>> START
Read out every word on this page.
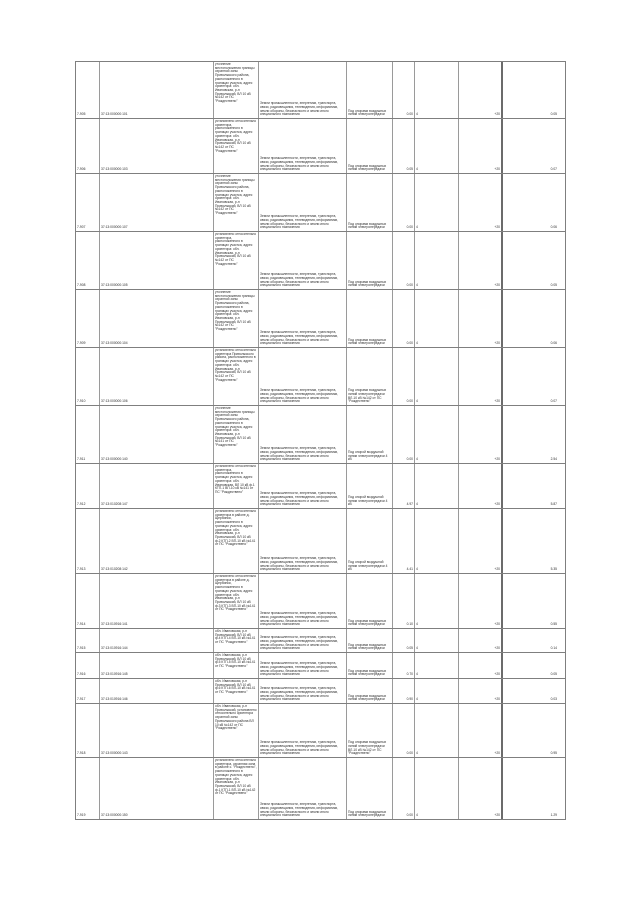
7-905	37:13:000000:101
уточнение местоположения границы охранной зоны Приволжского района, расположенного в границах участка, адрес ориентира: обл. Ивановская, р-н Приволжский, ВЛ 10 кВ №142 от ПС "Рождествено"
Земли промышленности, энергетики, транспорта, связи, радиовещания, телевидения, информатики, земли обороны, безопасности и земли иного специального назначения
Под опорами воздушных линий электропередачи	0.00 4	+20	0.05
7-906	37:13:000000:103
установлено относительно ориентира, расположенного в границах участка, адрес ориентира: обл. Ивановская, р-н Приволжский, ВЛ 10 кВ №142 от ПС "Рождествено"
Земли промышленности, энергетики, транспорта, связи, радиовещания, телевидения, информатики, земли обороны, безопасности и земли иного специального назначения
Под опорами воздушных линий электропередачи	0.05 4	+20	0.07
7-907	37:13:000000:107
уточнение местоположения границы охранной зоны Приволжского района, расположенного в границах участка, адрес ориентира: обл. Ивановская, р-н Приволжский, ВЛ 10 кВ №142 от ПС "Рождествено"
Земли промышленности, энергетики, транспорта, связи, радиовещания, телевидения, информатики, земли обороны, безопасности и земли иного специального назначения
Под опорами воздушных линий электропередачи	0.00 4	+20	0.06
7-908	37:13:000000:105
установлено относительно ориентира, расположенного в границах участка, адрес ориентира: обл. Ивановская, р-н Приволжский, ВЛ 10 кВ №142 от ПС "Рождествено"
Земли промышленности, энергетики, транспорта, связи, радиовещания, телевидения, информатики, земли обороны, безопасности и земли иного специального назначения
Под опорами воздушных линий электропередачи	0.00 4	+20	0.05
7-909	37:13:000000:104
уточнение местоположения границы охранной зоны Приволжского района, расположенного в границах участка, адрес ориентира: обл. Ивановская, р-н Приволжский, ВЛ 10 кВ №142 от ПС "Рождествено"
Земли промышленности, энергетики, транспорта, связи, радиовещания, телевидения, информатики, земли обороны, безопасности и земли иного специального назначения
Под опорами воздушных линий электропередачи	0.00 4	+20	0.06
7-910	37:13:000000:106
установлено относительно ориентира Приволжского района, расположенного в границах участка, адрес ориентира: обл. Ивановская, р-н Приволжский, ВЛ 10 кВ №142 от ПС "Рождествено"
Земли промышленности, энергетики, транспорта, связи, радиовещания, телевидения, информатики, земли обороны, безопасности и земли иного специального назначения
Под опорами воздушных линий электропередачи ВЛ-10 кВ №142 от ПС "Рождествено"	0.00 4	+20	0.07
7-911	37:13:000000:140
уточнение местоположения границы охранной зоны Приволжского района, расположенного в границах участка, адрес ориентира: обл. Ивановская, р-н Приволжский, ВЛ 10 кВ №141 от ПС "Рождествено"
Земли промышленности, энергетики, транспорта, связи, радиовещания, телевидения, информатики, земли обороны, безопасности и земли иного специального назначения
Под опорой воздушной линии электропередачи 4 кВ	0.00 4	+20	2.54
7-912	37:13:010208:147
установлено относительно ориентира, расположенного в границах участка, адрес ориентира: обл. Ивановская, ВЛ 10 кВ ф.1 КТП-1 ВП-10 кВ №141 от ПС "Рождествено"	Земли промышленности, энергетики, транспорта, связи, радиовещания, телевидения, информатики, земли обороны, безопасности и земли иного специального назначения
Под опорой воздушной линии электропередачи 4 кВ	4.97 4	+20	5.87
7-913	37:13:010208:142
установлено относительно ориентира в районе д. Щербинки, расположенного в границах участка, адрес ориентира: обл. Ивановская, р-н Приволжский, ВЛ 10 кВ ф.2 КТП-2 ВП-10 кВ №141 от ПС "Рождествено"
Земли промышленности, энергетики, транспорта, связи, радиовещания, телевидения, информатики, земли обороны, безопасности и земли иного специального назначения
Под опорой воздушной линии электропередачи 4 кВ	4.41 4	+20	5.35
7-914	37:13:010916:141
установлено относительно ориентира в районе д. Щербинки, расположенного в границах участка, адрес ориентира: обл. Ивановская, р-н Приволжский, ВЛ 10 кВ ф.3 КТП-3 ВП-10 кВ №141 от ПС "Рождествено"
Земли промышленности, энергетики, транспорта, связи, радиовещания, телевидения, информатики, земли обороны, безопасности и земли иного специального назначения
Под опорами воздушных линий электропередачи	0.10 4	+20	0.55
7-915	37:13:010916:144
обл. Ивановская, р-н Приволжский, ВЛ 10 кВ ф.4 КТП-4 ВП-10 кВ №141 от ПС "Рождествено"
Земли промышленности, энергетики, транспорта, связи, радиовещания, телевидения, информатики, земли обороны, безопасности и земли иного специального назначения
Под опорами воздушных линий электропередачи	0.05 4	+20	0.14
7-916	37:13:010916:145
обл. Ивановская, р-н Приволжский, ВЛ 10 кВ ф.5 КТП-5 ВП-10 кВ №141 от ПС "Рождествено"
Земли промышленности, энергетики, транспорта, связи, радиовещания, телевидения, информатики, земли обороны, безопасности и земли иного специального назначения
Под опорами воздушных линий электропередачи	0.70 4	+20	0.05
7-917	37:13:010916:146
обл. Ивановская, р-н Приволжский, ВЛ 10 кВ ф.6 КТП-6 ВП-10 кВ №141 от ПС "Рождествено"
Земли промышленности, энергетики, транспорта, связи, радиовещания, телевидения, информатики, земли обороны, безопасности и земли иного специального назначения
Под опорами воздушных линий электропередачи	0.90 4	+20	0.03
7-918	37:13:000000:143
обл. Ивановская, р-н Приволжский, установлено относительно ориентира охранной зоны Приволжского района ВЛ 10 кВ №142 от ПС "Рождествено"
Земли промышленности, энергетики, транспорта, связи, радиовещания, телевидения, информатики, земли обороны, безопасности и земли иного специального назначения
Под опорами воздушных линий электропередачи ВЛ-10 кВ №142 от ПС "Рождествено"	0.00 4	+20	0.95
7-919	37:13:000000:150
установлено относительно ориентира, охранная зона в районе с. "Рождествено", расположенного в границах участка, адрес ориентира: обл. Ивановская, р-н Приволжский, ВЛ 10 кВ ф.1 КТП-1 ВП-10 кВ №142 от ПС "Рождествено"
Земли промышленности, энергетики, транспорта, связи, радиовещания, телевидения, информатики, земли обороны, безопасности и земли иного специального назначения
Под опорами воздушных линий электропередачи	0.00 4	+20	1.29
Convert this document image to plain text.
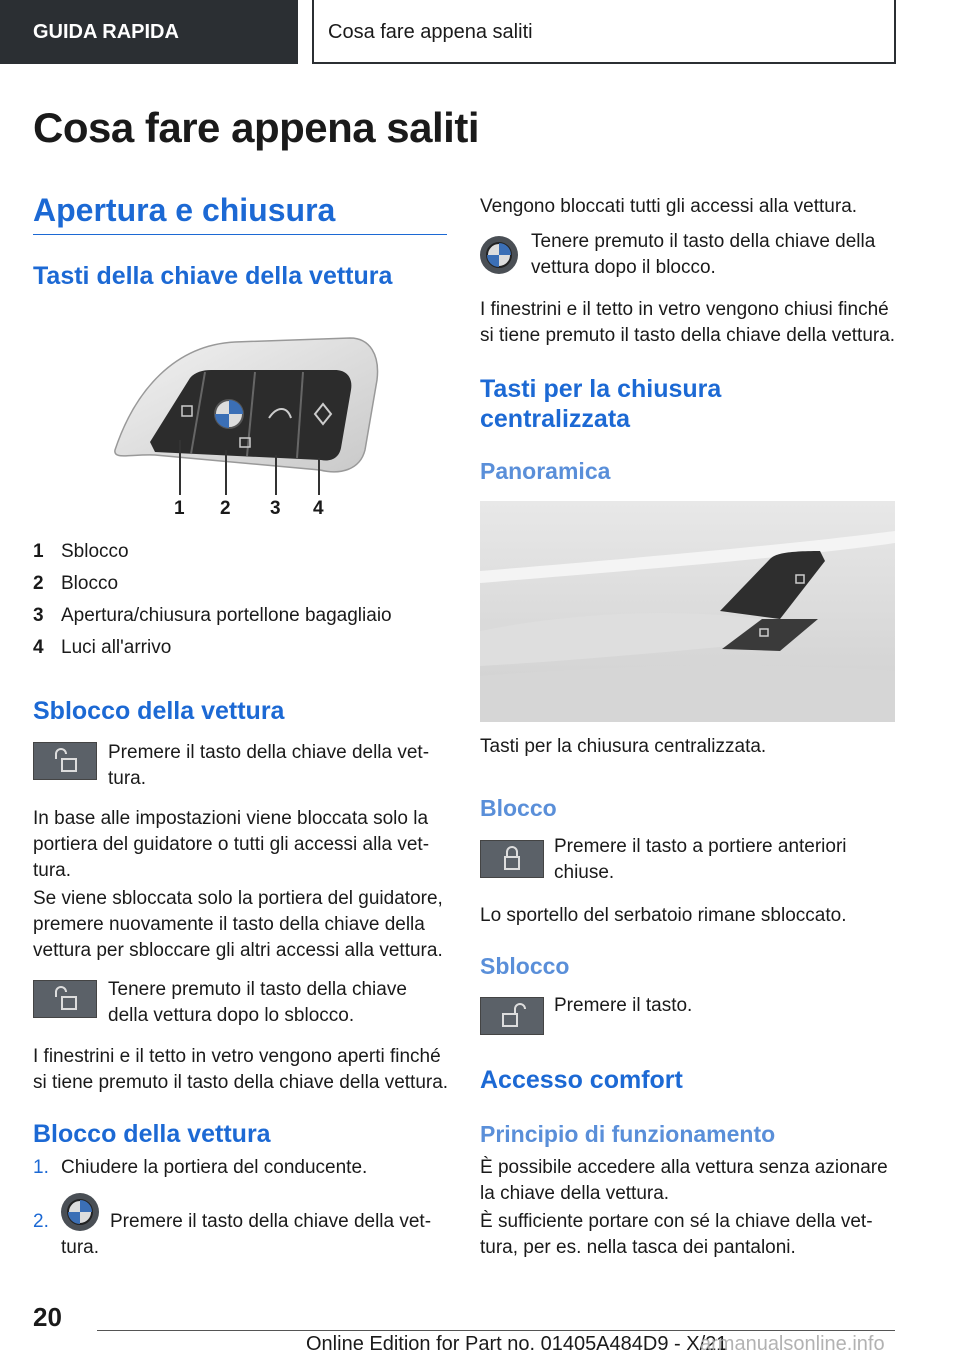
GUIDA RAPIDA	Cosa fare appena saliti
Cosa fare appena saliti
Apertura e chiusura
Tasti della chiave della vettura
1 2 3 4
1 Sblocco
2 Blocco
3 Apertura/chiusura portellone bagagliaio
4 Luci all'arrivo
Sblocco della vettura
Premere il tasto della chiave della vet-
tura.
In base alle impostazioni viene bloccata solo la
portiera del guidatore o tutti gli accessi alla vet-
tura.
Se viene sbloccata solo la portiera del guidatore,
premere nuovamente il tasto della chiave della
vettura per sbloccare gli altri accessi alla vettura.
Tenere premuto il tasto della chiave
della vettura dopo lo sblocco.
I finestrini e il tetto in vetro vengono aperti finché
si tiene premuto il tasto della chiave della vettura.
Blocco della vettura
1. Chiudere la portiera del conducente.
2.	Premere il tasto della chiave della vet-
tura.
Vengono bloccati tutti gli accessi alla vettura.
Tenere premuto il tasto della chiave della
vettura dopo il blocco.
I finestrini e il tetto in vetro vengono chiusi finché
si tiene premuto il tasto della chiave della vettura.
Tasti per la chiusura
centralizzata
Panoramica
Tasti per la chiusura centralizzata.
Blocco
Premere il tasto a portiere anteriori
chiuse.
Lo sportello del serbatoio rimane sbloccato.
Sblocco
Premere il tasto.
Accesso comfort
Principio di funzionamento
È possibile accedere alla vettura senza azionare
la chiave della vettura.
È sufficiente portare con sé la chiave della vet-
tura, per es. nella tasca dei pantaloni.
20
Online Edition for Part no. 01405A484D9 - X/21
armanualsonline.info
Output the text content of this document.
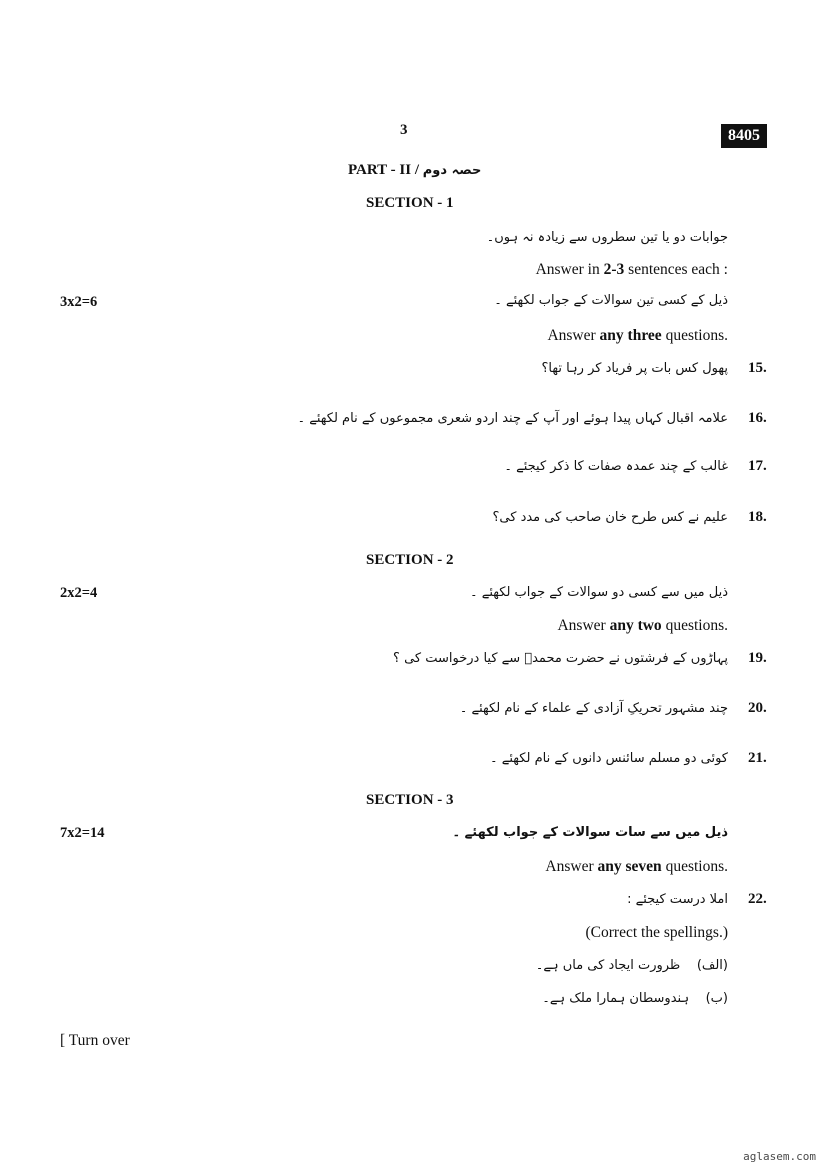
3	8405
PART - II / حصہ دوم
SECTION - 1
جوابات دو یا تین سطروں سے زیادہ نہ ہوں۔
Answer in 2-3 sentences each :
3x2=6	ذیل کے کسی تین سوالات کے جواب لکھئے ۔
Answer any three questions.
15.
پھول کس بات پر فریاد کر رہا تھا؟
16.
علامہ اقبال کہاں پیدا ہوئے اور آپ کے چند اردو شعری مجموعوں کے نام لکھئے ۔
17.
غالب کے چند عمدہ صفات کا ذکر کیجئے ۔
18.
علیم نے کس طرح خان صاحب کی مدد کی؟
SECTION - 2
2x2=4	ذیل میں سے کسی دو سوالات کے جواب لکھئے ۔
Answer any two questions.
19.
پہاڑوں کے فرشتوں نے حضرت محمدؐ سے کیا درخواست کی ؟
20.
چند مشہور تحریکِ آزادی کے علماء کے نام لکھئے ۔
21.
کوئی دو مسلم سائنس دانوں کے نام لکھئے ۔
SECTION - 3
7x2=14	ذیل میں سے سات سوالات کے جواب لکھئے ۔
Answer any seven questions.
22.
املا درست کیجئے :
(Correct the spellings.)
(الف)    ظرورت ایجاد کی ماں ہے۔
(ب)    ہندوسطان ہمارا ملک ہے۔
[ Turn over
aglasem.com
>> END
Copy every line from the entries that contains the word "accessi".

portiera del guidatore o tutti gli accessi alla vet-
vettura per sbloccare gli altri accessi alla vettura.
Vengono bloccati tutti gli accessi alla vettura.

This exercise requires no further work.